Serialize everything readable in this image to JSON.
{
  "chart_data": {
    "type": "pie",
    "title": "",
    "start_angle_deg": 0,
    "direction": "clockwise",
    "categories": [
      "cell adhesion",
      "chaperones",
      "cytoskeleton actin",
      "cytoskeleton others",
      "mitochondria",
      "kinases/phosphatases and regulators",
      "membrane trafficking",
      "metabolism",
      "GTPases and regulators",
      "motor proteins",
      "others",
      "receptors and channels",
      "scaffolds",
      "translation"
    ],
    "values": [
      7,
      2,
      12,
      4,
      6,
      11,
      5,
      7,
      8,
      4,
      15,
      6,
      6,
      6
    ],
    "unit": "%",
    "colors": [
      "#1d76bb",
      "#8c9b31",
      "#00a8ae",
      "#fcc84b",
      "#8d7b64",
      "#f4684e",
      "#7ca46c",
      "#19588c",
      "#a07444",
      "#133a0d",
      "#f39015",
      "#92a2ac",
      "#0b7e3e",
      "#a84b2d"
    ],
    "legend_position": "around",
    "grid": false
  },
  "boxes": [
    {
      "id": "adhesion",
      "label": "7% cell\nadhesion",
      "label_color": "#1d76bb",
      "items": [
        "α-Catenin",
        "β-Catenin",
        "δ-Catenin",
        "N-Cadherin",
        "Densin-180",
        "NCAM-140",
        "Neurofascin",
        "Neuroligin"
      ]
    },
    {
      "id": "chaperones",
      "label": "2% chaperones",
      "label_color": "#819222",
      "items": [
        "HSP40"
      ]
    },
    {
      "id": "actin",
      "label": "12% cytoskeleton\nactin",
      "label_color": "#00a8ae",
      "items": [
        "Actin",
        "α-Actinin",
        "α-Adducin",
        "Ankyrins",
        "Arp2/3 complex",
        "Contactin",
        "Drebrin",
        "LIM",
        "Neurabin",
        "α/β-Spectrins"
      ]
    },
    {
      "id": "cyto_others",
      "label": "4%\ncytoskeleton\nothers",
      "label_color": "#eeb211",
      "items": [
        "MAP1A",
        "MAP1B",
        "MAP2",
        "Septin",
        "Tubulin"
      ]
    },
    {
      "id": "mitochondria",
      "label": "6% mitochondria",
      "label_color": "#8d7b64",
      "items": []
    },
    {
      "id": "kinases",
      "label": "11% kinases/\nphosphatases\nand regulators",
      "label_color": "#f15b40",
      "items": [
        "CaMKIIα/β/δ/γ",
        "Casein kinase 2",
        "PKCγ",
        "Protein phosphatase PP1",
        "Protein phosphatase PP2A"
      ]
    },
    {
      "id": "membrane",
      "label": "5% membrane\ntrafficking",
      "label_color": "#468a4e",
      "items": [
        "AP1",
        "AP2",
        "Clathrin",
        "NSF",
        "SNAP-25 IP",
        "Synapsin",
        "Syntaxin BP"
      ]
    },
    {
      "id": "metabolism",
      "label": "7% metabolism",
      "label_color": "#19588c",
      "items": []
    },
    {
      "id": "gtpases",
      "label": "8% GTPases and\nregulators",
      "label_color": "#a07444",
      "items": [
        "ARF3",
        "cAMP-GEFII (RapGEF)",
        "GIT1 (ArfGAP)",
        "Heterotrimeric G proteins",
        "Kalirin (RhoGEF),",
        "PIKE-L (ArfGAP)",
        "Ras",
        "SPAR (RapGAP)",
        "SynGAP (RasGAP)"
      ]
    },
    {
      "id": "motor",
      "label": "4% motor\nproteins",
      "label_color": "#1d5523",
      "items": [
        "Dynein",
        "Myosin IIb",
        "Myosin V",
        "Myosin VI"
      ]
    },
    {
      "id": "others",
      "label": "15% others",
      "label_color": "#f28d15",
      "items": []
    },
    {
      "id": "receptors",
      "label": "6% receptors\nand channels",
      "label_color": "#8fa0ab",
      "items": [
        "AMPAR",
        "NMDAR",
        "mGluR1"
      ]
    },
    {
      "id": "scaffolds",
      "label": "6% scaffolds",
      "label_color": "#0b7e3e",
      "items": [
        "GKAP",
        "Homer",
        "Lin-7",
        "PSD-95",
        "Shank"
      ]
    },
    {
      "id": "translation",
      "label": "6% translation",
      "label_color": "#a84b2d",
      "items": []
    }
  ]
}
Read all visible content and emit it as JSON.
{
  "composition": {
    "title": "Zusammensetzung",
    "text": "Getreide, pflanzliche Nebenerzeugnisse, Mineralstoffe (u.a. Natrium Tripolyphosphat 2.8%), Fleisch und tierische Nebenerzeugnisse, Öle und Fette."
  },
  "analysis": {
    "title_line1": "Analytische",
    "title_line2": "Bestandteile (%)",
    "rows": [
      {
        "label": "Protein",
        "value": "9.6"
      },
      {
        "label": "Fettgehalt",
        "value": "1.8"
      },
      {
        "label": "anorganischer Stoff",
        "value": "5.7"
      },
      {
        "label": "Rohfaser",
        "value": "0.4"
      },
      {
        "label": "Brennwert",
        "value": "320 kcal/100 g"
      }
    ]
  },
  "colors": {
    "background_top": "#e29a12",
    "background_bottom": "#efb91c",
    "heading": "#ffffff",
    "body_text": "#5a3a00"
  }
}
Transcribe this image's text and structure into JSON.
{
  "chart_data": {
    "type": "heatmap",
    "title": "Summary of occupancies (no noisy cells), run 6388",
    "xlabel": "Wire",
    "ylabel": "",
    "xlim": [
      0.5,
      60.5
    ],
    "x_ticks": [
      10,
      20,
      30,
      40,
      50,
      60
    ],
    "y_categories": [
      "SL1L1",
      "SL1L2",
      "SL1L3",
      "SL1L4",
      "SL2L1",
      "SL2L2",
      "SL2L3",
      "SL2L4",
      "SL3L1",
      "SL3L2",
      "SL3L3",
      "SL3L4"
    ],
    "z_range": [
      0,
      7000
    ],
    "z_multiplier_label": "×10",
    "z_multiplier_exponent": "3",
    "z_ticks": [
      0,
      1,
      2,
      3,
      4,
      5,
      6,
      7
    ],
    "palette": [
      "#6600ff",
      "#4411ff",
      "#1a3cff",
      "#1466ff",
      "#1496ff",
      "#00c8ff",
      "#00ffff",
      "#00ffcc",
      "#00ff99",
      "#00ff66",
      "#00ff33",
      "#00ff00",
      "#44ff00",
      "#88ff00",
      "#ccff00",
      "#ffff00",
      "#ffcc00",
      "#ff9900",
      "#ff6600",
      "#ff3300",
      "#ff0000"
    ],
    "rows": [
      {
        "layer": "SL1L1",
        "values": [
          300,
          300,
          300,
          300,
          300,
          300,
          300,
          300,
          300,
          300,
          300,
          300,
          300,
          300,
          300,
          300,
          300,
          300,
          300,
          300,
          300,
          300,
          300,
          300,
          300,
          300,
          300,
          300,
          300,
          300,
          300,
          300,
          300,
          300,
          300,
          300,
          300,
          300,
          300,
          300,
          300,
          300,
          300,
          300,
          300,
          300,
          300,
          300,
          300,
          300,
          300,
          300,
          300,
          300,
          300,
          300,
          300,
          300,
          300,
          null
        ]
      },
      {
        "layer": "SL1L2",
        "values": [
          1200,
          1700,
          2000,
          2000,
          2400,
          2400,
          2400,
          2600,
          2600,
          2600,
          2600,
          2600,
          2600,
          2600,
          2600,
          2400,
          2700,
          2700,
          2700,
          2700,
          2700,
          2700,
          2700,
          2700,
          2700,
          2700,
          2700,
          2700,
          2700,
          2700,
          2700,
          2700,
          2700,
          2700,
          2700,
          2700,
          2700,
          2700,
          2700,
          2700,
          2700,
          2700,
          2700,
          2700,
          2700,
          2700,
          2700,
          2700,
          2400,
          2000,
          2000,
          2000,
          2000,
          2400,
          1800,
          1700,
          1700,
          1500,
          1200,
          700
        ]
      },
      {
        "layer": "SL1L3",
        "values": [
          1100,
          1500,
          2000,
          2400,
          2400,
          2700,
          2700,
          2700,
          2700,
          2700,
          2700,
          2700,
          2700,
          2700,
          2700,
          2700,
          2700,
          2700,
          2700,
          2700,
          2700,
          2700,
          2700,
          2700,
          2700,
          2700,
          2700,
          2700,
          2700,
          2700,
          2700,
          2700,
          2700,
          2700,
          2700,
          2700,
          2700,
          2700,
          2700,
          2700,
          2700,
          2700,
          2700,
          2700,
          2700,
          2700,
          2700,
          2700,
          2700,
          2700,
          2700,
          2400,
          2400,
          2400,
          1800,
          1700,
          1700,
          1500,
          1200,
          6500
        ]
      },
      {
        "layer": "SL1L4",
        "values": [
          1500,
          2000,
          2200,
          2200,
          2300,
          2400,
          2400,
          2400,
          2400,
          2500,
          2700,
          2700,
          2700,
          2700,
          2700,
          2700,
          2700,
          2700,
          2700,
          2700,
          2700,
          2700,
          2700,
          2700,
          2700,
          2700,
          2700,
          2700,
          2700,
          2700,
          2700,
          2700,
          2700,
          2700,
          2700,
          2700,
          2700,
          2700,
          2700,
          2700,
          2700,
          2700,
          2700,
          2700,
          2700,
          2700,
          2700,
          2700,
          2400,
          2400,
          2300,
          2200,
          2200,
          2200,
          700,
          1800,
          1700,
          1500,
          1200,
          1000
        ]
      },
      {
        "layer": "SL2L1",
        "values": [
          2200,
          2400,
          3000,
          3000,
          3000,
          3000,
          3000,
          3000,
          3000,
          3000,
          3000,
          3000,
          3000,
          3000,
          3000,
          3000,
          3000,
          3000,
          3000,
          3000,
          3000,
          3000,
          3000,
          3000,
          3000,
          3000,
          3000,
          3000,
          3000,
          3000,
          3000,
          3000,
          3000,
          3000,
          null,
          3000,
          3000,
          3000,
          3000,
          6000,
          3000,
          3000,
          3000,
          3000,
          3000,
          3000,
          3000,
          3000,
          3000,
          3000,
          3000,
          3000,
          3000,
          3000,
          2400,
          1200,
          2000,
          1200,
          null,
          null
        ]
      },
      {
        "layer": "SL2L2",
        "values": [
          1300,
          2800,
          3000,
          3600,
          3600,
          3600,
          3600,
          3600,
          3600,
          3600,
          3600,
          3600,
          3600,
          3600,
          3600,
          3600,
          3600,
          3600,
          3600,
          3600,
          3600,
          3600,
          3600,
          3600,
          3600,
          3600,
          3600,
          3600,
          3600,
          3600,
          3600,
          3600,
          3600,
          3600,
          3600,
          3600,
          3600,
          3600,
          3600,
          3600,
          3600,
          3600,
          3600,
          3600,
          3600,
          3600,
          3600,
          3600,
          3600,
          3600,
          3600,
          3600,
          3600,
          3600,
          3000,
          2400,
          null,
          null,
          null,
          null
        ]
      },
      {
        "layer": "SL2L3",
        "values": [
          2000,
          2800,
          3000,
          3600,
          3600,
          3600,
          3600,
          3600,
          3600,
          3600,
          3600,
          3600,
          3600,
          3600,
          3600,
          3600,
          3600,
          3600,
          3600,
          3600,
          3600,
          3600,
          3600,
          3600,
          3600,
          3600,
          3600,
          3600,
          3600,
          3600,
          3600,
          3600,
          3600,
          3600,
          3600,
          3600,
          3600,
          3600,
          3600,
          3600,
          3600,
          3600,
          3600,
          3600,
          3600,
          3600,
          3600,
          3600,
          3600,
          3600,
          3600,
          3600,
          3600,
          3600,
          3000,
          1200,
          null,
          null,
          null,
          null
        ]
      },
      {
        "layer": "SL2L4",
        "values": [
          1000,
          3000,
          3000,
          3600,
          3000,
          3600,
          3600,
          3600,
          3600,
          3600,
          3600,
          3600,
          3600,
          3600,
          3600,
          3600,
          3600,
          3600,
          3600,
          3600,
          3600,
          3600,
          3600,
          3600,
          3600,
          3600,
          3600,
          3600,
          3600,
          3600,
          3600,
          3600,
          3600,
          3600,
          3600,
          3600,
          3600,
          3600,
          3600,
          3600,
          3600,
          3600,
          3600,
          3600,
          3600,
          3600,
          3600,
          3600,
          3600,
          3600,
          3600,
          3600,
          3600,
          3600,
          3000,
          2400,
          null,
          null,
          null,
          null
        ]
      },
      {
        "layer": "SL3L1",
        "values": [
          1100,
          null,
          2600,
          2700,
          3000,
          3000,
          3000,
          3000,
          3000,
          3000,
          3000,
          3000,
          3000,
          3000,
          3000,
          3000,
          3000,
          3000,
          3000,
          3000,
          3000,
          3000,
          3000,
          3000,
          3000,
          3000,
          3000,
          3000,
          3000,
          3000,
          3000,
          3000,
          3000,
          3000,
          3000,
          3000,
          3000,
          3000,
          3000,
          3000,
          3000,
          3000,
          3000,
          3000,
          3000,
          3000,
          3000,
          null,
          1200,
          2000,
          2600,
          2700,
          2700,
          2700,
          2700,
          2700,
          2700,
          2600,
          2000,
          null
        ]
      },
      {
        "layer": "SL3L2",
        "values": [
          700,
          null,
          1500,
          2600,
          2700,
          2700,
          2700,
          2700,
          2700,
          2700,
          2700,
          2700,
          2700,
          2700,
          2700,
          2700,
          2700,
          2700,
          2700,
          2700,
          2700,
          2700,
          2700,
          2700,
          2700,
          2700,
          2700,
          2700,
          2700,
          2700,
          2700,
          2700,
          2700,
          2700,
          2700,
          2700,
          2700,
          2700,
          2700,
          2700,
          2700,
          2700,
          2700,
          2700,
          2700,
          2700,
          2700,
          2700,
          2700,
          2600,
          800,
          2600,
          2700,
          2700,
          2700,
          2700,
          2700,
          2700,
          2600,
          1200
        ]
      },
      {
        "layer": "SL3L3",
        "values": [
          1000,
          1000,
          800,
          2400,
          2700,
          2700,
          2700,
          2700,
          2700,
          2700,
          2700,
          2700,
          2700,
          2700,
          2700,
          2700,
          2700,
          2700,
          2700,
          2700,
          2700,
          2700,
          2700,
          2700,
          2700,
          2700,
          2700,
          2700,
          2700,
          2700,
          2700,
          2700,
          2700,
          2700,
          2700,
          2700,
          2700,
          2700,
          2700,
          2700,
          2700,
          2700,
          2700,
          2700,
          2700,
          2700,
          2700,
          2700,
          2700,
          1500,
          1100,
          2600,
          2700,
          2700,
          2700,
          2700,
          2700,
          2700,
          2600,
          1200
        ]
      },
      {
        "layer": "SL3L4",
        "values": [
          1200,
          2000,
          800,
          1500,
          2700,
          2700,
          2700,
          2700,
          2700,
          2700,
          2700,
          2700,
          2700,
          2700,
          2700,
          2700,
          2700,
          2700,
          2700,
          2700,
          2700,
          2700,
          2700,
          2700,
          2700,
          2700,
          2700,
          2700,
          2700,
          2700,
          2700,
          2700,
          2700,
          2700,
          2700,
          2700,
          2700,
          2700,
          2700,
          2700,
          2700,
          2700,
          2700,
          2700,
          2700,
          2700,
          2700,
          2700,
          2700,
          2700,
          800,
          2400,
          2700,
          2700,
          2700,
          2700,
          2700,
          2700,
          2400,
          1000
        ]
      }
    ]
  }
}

::::::::::

:: Exercise brief ::
Pull out every line holding "metabolism" from the records above, and copy it.

:: Solution to this exercise ::
      "metabolism",
      "id": "metabolism",
      "label": "7% metabolism",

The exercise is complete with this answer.